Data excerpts
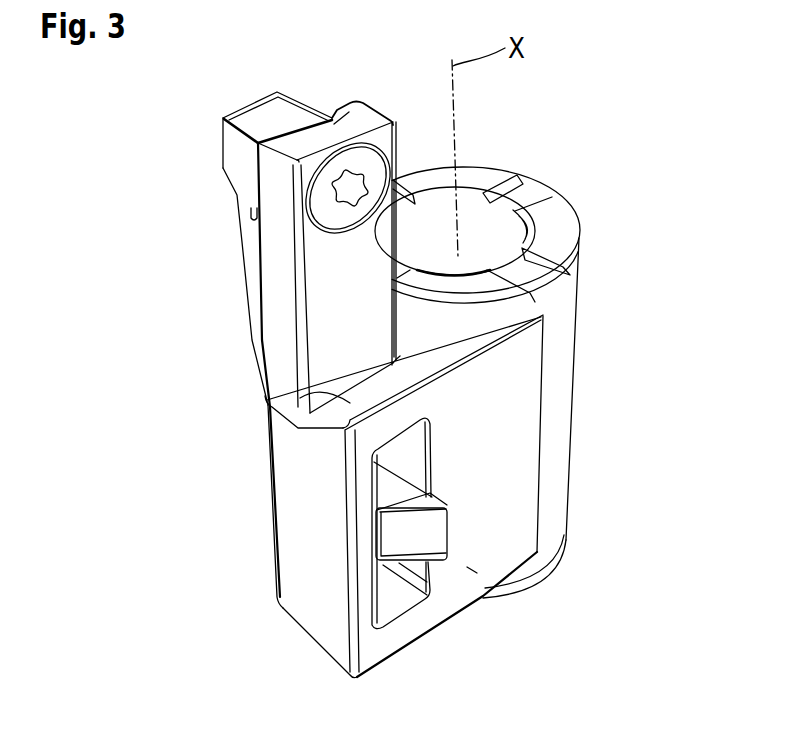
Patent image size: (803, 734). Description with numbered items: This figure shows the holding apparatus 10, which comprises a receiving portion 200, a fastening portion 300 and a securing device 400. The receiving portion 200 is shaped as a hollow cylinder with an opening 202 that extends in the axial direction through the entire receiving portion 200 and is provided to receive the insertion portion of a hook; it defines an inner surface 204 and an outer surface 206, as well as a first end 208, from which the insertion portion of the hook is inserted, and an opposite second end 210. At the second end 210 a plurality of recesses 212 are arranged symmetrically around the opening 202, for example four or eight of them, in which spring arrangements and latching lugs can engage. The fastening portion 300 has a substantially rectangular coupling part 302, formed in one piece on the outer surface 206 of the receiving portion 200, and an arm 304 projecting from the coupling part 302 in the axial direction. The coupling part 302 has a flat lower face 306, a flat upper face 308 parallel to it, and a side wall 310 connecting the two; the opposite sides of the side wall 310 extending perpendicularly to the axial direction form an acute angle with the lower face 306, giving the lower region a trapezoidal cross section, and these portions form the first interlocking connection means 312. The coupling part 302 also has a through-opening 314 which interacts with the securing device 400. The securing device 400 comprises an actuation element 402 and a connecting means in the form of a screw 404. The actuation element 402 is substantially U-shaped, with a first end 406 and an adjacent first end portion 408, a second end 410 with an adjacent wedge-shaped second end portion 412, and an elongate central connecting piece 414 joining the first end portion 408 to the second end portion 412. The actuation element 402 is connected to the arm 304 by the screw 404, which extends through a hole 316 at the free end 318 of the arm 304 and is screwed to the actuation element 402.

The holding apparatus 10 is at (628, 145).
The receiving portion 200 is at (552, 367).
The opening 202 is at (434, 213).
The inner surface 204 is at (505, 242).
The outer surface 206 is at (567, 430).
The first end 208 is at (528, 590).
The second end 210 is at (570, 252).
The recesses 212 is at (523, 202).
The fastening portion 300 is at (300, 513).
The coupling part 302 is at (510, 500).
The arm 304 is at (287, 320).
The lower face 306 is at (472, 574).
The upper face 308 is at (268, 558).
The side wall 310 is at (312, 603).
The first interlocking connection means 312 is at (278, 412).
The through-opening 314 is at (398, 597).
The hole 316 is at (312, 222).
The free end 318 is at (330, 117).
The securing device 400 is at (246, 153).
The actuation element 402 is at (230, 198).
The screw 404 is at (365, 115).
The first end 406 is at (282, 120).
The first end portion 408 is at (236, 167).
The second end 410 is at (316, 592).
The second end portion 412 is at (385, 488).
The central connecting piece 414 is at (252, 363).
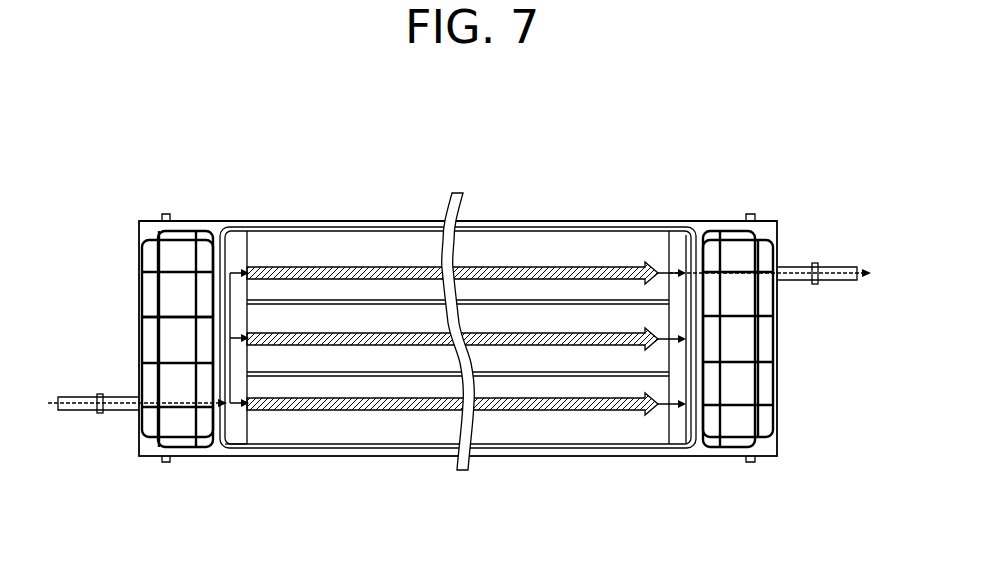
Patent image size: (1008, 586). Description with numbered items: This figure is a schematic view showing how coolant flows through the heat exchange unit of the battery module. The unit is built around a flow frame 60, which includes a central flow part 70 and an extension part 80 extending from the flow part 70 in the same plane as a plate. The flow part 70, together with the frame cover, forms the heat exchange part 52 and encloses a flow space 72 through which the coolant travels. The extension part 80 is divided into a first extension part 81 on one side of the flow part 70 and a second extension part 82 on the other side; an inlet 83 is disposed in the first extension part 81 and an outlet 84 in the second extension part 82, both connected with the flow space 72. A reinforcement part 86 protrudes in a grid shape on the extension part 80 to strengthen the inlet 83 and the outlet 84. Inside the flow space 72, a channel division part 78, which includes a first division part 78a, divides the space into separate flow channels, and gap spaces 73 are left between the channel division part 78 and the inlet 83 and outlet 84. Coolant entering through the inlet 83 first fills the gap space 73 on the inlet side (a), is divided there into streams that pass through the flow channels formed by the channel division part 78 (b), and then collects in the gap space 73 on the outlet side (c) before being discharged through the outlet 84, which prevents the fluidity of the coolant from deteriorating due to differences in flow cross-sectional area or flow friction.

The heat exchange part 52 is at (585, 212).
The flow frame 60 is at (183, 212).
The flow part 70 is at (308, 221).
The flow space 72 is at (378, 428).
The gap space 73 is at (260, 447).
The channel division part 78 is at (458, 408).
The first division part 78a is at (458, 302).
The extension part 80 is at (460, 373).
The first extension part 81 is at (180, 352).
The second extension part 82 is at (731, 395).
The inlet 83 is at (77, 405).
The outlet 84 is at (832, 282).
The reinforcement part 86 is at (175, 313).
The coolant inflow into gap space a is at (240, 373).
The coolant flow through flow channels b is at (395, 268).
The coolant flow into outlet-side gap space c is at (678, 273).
--
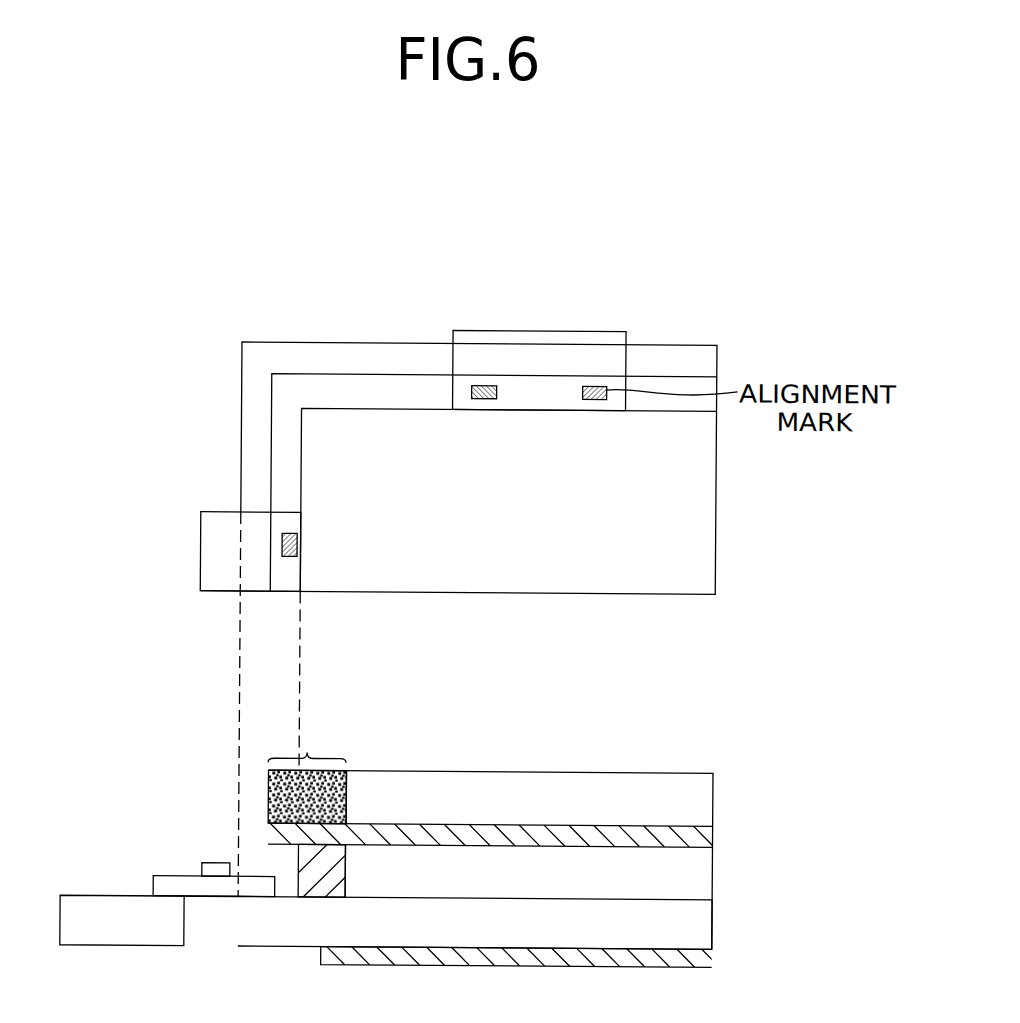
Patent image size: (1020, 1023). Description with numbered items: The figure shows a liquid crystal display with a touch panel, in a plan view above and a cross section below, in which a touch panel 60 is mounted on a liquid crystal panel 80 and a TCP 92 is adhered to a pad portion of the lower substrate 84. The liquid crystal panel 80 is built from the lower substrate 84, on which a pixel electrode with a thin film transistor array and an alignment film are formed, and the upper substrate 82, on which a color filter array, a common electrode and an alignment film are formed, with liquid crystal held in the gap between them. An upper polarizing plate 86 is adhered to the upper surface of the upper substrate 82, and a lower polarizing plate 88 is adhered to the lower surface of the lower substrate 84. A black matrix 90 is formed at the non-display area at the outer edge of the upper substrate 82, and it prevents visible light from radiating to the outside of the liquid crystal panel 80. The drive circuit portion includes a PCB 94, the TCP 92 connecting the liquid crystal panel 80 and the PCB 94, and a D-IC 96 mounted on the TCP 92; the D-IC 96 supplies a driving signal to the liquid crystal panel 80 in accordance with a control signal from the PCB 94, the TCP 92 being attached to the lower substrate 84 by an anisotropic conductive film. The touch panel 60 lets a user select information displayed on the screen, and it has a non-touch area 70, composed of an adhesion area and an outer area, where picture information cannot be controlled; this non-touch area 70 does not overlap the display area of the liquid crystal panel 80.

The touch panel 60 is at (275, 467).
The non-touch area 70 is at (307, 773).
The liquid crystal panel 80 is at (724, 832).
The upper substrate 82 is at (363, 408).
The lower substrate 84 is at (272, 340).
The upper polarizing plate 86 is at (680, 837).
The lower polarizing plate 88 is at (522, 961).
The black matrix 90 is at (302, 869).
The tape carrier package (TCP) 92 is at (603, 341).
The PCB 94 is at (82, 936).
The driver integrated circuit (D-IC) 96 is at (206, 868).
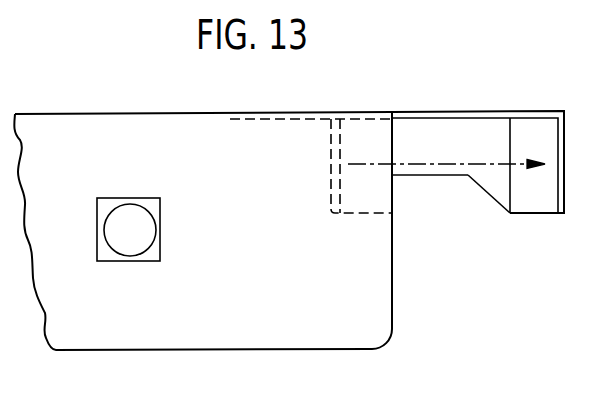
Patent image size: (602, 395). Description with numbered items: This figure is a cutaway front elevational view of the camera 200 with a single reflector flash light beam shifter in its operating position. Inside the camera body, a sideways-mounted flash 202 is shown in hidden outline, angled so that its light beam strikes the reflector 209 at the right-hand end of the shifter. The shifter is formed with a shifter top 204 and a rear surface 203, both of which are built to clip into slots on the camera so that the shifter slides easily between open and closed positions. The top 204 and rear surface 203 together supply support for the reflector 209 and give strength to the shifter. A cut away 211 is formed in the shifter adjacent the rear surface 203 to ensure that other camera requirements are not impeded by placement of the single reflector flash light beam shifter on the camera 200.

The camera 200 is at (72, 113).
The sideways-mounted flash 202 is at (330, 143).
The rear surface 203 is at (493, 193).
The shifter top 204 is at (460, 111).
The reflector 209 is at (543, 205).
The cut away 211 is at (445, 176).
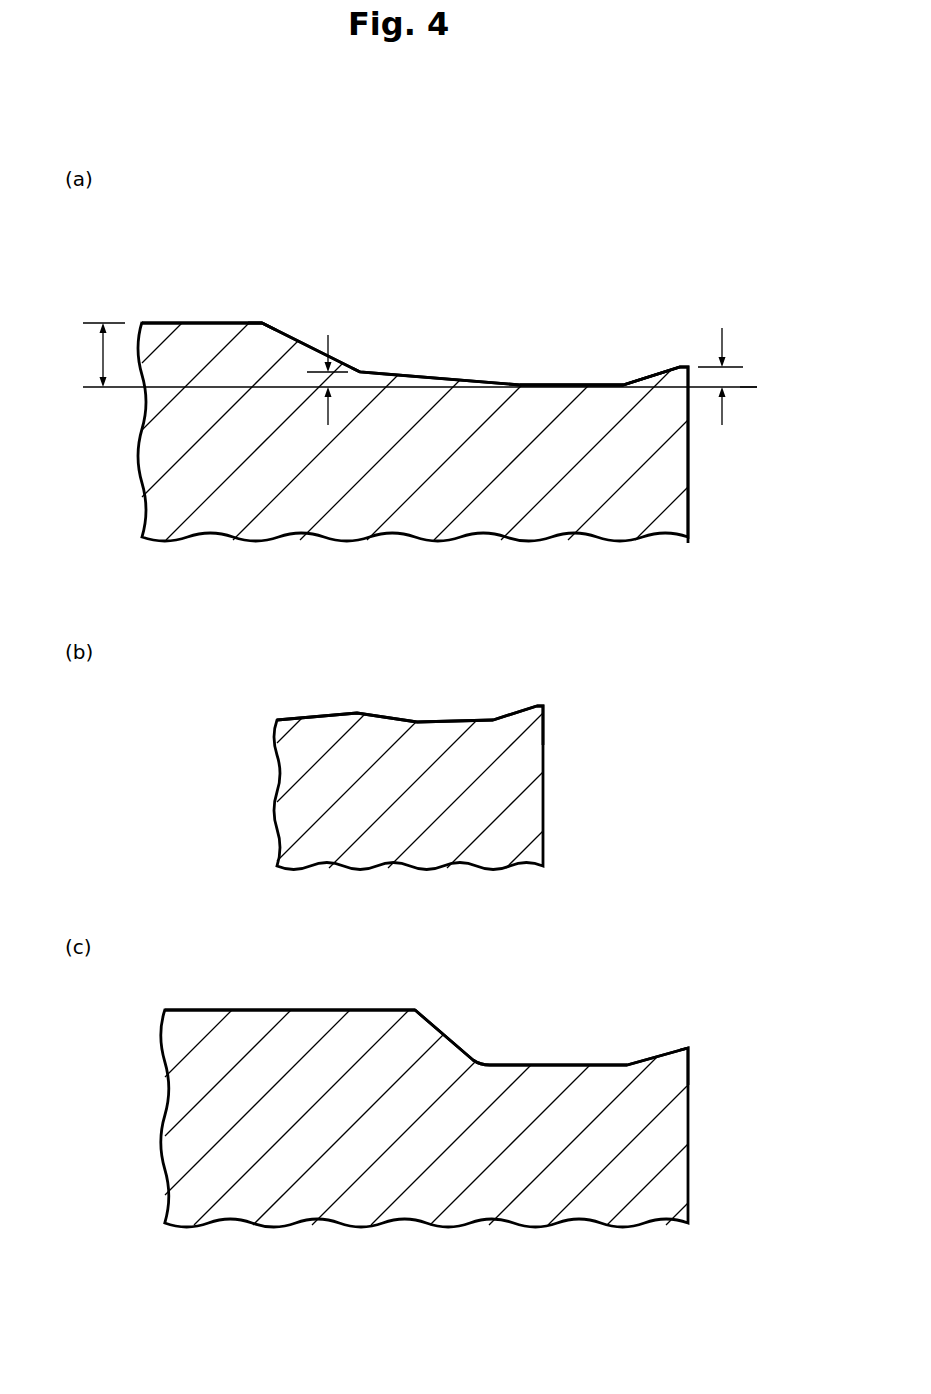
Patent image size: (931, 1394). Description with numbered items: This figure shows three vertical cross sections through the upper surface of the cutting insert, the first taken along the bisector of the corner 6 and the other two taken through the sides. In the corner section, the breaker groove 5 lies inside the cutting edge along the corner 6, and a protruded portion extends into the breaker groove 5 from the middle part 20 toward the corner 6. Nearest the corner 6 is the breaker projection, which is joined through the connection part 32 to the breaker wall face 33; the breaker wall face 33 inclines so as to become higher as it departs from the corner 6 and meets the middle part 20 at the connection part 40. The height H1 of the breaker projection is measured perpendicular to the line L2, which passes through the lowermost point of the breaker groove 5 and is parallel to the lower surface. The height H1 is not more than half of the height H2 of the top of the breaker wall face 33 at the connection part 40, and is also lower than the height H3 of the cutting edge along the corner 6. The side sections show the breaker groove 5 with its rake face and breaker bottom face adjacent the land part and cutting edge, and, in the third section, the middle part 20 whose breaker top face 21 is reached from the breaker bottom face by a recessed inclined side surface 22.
...
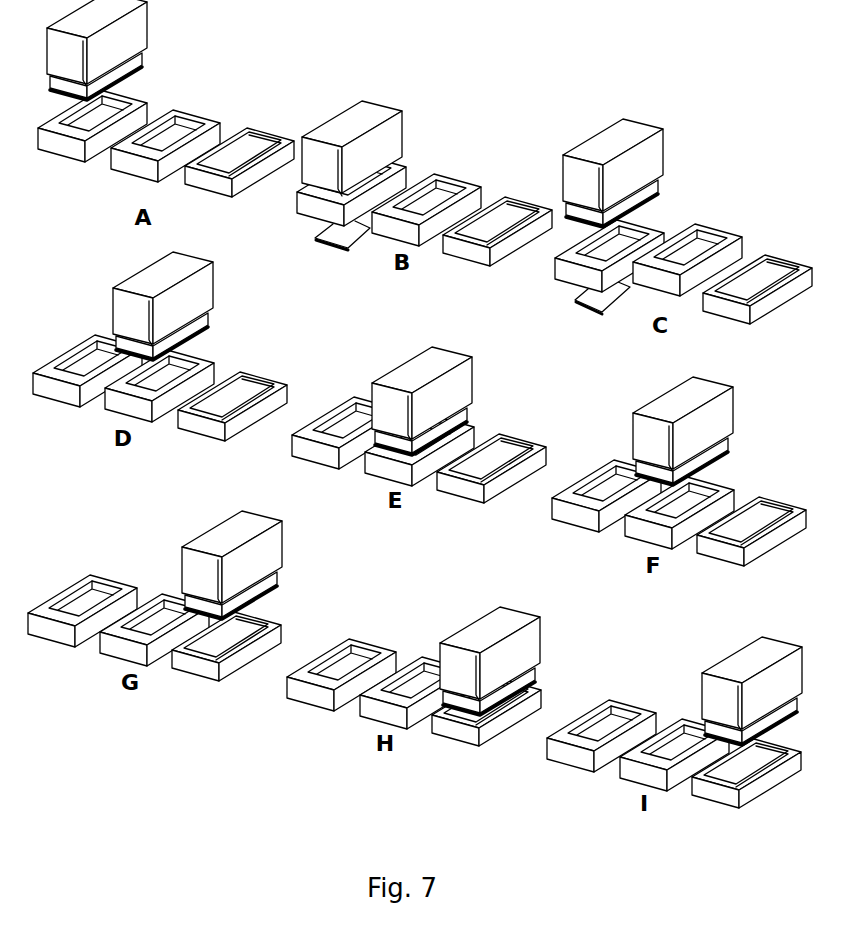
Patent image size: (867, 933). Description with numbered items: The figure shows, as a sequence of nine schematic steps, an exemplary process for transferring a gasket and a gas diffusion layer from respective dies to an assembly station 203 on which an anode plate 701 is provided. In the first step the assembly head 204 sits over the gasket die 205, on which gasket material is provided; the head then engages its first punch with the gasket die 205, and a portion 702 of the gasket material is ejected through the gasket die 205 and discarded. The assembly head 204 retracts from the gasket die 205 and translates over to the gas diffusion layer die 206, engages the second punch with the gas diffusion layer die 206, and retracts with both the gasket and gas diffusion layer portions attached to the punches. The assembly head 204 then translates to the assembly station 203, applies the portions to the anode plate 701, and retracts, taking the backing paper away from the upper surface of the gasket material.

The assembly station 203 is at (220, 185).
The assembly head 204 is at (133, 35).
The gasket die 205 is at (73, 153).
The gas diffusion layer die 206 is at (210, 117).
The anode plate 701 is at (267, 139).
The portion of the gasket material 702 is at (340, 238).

Written problem => Pick out every line of the entries above that contains the string "rear", and copy each one in full.

Final result =>
Patent image size: (602, 395). Description with numbered items: This figure is a cutaway front elevational view of the camera 200 with a single reflector flash light beam shifter in its operating position. Inside the camera body, a sideways-mounted flash 202 is shown in hidden outline, angled so that its light beam strikes the reflector 209 at the right-hand end of the shifter. The shifter is formed with a shifter top 204 and a rear surface 203, both of which are built to clip into slots on the camera so that the shifter slides easily between open and closed positions. The top 204 and rear surface 203 together supply support for the reflector 209 and give strength to the shifter. A cut away 211 is formed in the shifter adjacent the rear surface 203 to ensure that other camera requirements are not impeded by placement of the single reflector flash light beam shifter on the camera 200.
The rear surface 203 is at (493, 193).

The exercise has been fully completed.